# First prop - Little Miss Muffet (Kicking legs prop)



## Aspirin99 (Oct 18, 2010)

As I mentioned in an earlier thread, this is my first prop, and the kicking legs prop seems to be a good prop to cut my teeth on, so to speak.

Here it is being built.






And here it is complete.






And here's my scary clown scene I did in the basement. I have a two level party at Halloween with a DJ and dancing on the lower level and karaoke and food on the upper level.

The scary clown scene has two carnival mirrors mounted on each side of the clown. They are the mirrors that distort your reflection. Pretty cool effect.


----------



## dominic81 (Nov 3, 2010)

Looks pretty good. For the little Miss Muffet you could also use the same design next year with a twist. Get some Good Stuff Foam from Home Depot around $4.00 a can. get some card board and cut out a circle to fit at the waist line of the pants. With some string coil it up in any pattern on the card board and spray the sting with the Good Stuff Foam. With a little black and red spray paint you have professional made intestins. Now Little Miss Muffet is a severed Body the kicks as people pass by. Through a little motion sensor in the circuit and your golden!! Keep Haunting!!!


----------



## Aspirin99 (Oct 18, 2010)

That's a great idea. Thanks!


----------



## hpropman (Jul 27, 2008)

great start I like the miss Muffet twist


----------

——

▶ **GIVEN EXERCISE A**:
In the forum thread, what is mounted on each side of the clown in the scary clown scene?

▶ **Dataset items**:
——

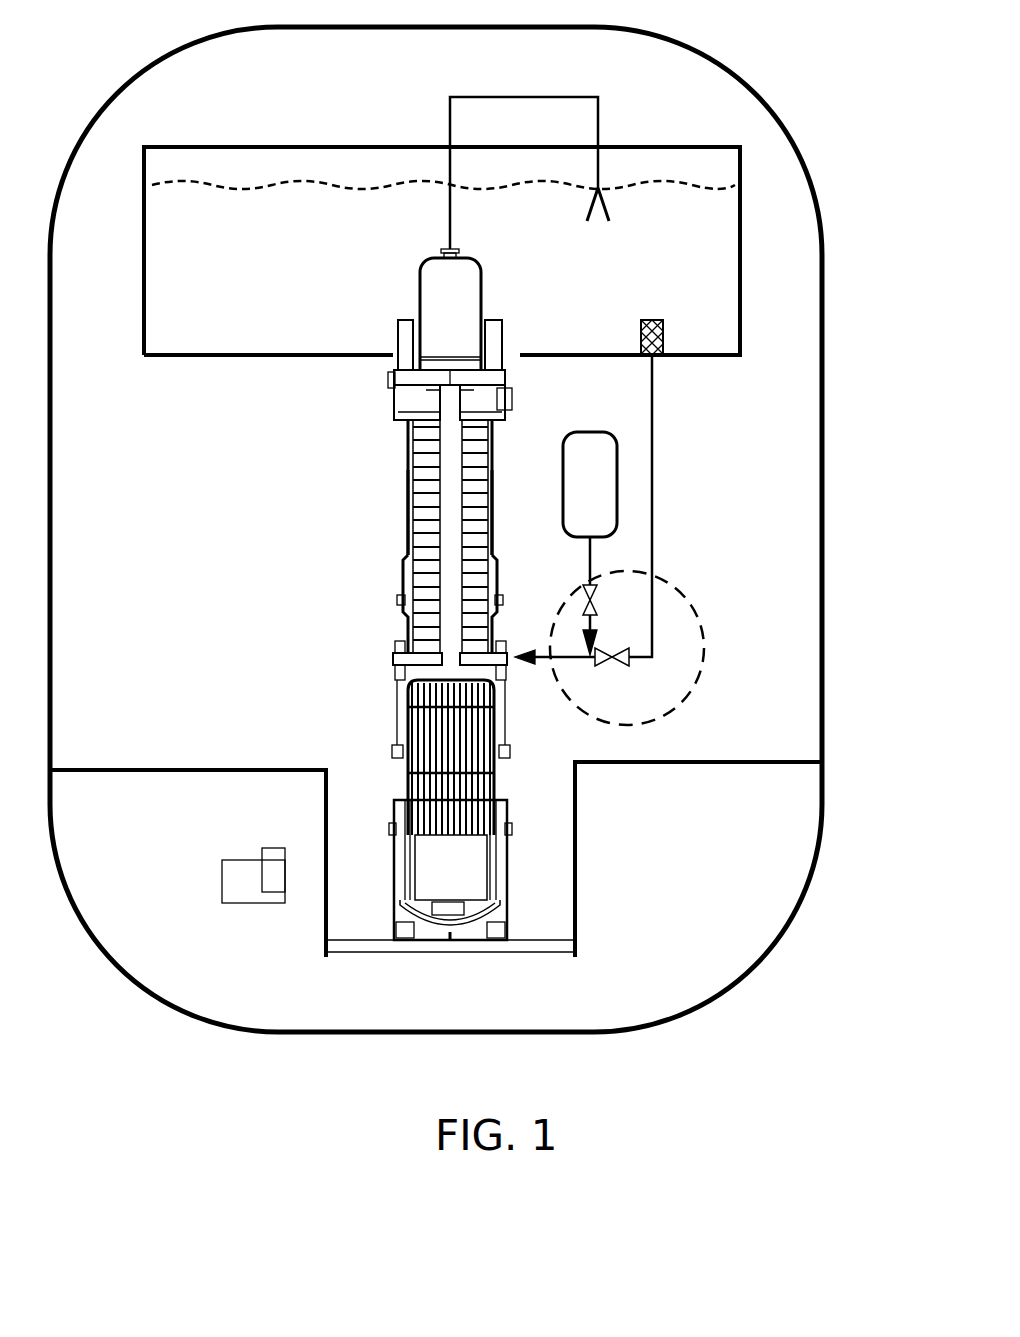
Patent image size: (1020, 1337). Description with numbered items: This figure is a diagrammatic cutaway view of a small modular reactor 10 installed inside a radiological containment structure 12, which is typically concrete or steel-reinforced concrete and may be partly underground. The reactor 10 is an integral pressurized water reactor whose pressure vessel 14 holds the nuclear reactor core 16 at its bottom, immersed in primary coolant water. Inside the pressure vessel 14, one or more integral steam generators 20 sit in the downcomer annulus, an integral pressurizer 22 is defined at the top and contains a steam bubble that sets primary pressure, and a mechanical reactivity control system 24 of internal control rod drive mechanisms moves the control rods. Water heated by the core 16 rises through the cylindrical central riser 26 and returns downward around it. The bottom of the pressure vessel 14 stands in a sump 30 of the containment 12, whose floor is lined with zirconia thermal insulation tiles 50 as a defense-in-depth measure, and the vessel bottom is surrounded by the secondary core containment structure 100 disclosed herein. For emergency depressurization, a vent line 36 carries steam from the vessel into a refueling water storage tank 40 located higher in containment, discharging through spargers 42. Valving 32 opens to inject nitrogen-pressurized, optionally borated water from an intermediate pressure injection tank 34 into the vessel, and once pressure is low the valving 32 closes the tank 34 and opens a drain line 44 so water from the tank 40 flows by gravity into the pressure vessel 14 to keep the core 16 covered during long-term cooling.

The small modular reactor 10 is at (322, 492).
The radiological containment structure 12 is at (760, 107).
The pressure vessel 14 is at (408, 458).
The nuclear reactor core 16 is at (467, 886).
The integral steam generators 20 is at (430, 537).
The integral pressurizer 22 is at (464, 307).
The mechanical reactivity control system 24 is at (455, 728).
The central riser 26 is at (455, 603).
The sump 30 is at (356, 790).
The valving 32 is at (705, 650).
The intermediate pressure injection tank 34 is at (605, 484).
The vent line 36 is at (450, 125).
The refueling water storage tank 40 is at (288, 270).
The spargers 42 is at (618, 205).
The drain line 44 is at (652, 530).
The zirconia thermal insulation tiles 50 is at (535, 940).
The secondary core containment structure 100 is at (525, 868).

——

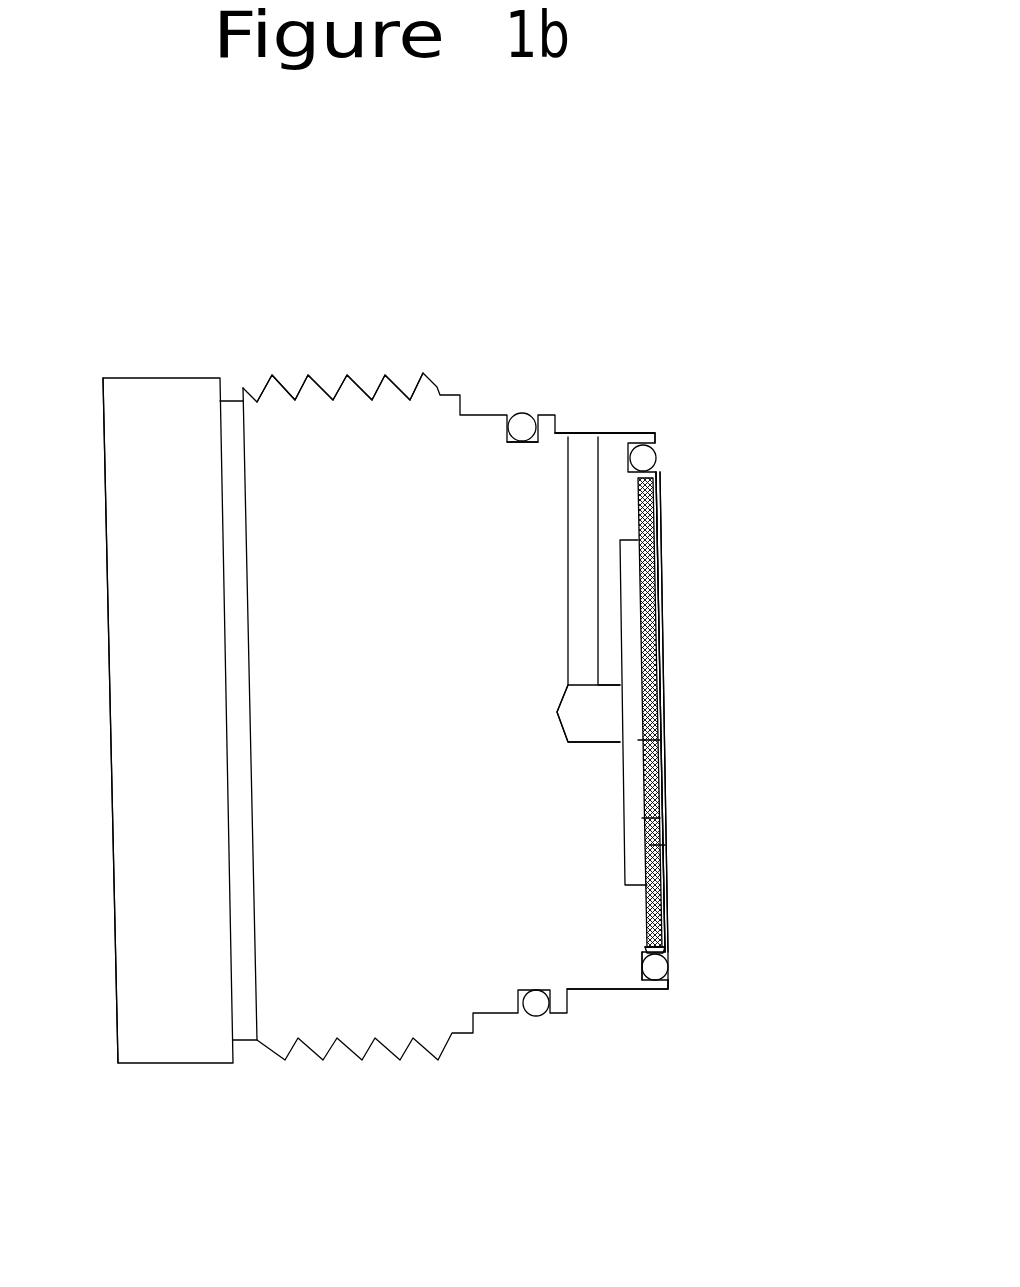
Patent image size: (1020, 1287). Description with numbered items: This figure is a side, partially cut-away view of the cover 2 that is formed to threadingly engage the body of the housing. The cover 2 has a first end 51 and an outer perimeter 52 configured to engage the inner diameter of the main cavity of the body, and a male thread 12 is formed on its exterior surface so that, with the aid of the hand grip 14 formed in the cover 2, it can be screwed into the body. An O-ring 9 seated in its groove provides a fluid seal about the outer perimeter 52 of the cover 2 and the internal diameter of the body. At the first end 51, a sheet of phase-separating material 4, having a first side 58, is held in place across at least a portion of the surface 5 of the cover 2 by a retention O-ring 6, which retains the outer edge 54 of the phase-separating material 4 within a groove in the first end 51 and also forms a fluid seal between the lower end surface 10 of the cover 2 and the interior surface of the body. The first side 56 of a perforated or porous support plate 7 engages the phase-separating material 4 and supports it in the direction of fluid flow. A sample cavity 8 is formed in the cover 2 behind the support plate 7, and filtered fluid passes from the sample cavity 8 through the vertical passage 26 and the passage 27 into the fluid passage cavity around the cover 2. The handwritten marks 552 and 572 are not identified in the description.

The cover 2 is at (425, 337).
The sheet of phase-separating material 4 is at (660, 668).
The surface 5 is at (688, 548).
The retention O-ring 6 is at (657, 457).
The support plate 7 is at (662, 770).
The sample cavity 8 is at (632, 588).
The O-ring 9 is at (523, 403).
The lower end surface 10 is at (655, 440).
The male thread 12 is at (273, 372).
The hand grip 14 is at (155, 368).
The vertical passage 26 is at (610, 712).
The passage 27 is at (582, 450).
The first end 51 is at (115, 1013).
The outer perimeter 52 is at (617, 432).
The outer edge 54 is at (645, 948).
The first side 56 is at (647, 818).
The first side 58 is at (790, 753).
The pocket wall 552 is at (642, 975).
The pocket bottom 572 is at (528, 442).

——

▶ **GIVEN EXERCISE B**:
From the records, echo the lines starting at the line that contains "Patent image size: (1020, 1287)." and ending after the line that contains "The O-ring 9 is at (523, 403).".

▶ **WRITTEN REPLY A**:
Two carnival mirrors, the kind that distort your reflection.

▶ **WRITTEN REPLY B**:
Patent image size: (1020, 1287). Description with numbered items: This figure is a side, partially cut-away view of the cover 2 that is formed to threadingly engage the body of the housing. The cover 2 has a first end 51 and an outer perimeter 52 configured to engage the inner diameter of the main cavity of the body, and a male thread 12 is formed on its exterior surface so that, with the aid of the hand grip 14 formed in the cover 2, it can be screwed into the body. An O-ring 9 seated in its groove provides a fluid seal about the outer perimeter 52 of the cover 2 and the internal diameter of the body. At the first end 51, a sheet of phase-separating material 4, having a first side 58, is held in place across at least a portion of the surface 5 of the cover 2 by a retention O-ring 6, which retains the outer edge 54 of the phase-separating material 4 within a groove in the first end 51 and also forms a fluid seal between the lower end surface 10 of the cover 2 and the interior surface of the body. The first side 56 of a perforated or porous support plate 7 engages the phase-separating material 4 and supports it in the direction of fluid flow. A sample cavity 8 is formed in the cover 2 behind the support plate 7, and filtered fluid passes from the sample cavity 8 through the vertical passage 26 and the passage 27 into the fluid passage cavity around the cover 2. The handwritten marks 552 and 572 are not identified in the description.

The cover 2 is at (425, 337).
The sheet of phase-separating material 4 is at (660, 668).
The surface 5 is at (688, 548).
The retention O-ring 6 is at (657, 457).
The support plate 7 is at (662, 770).
The sample cavity 8 is at (632, 588).
The O-ring 9 is at (523, 403).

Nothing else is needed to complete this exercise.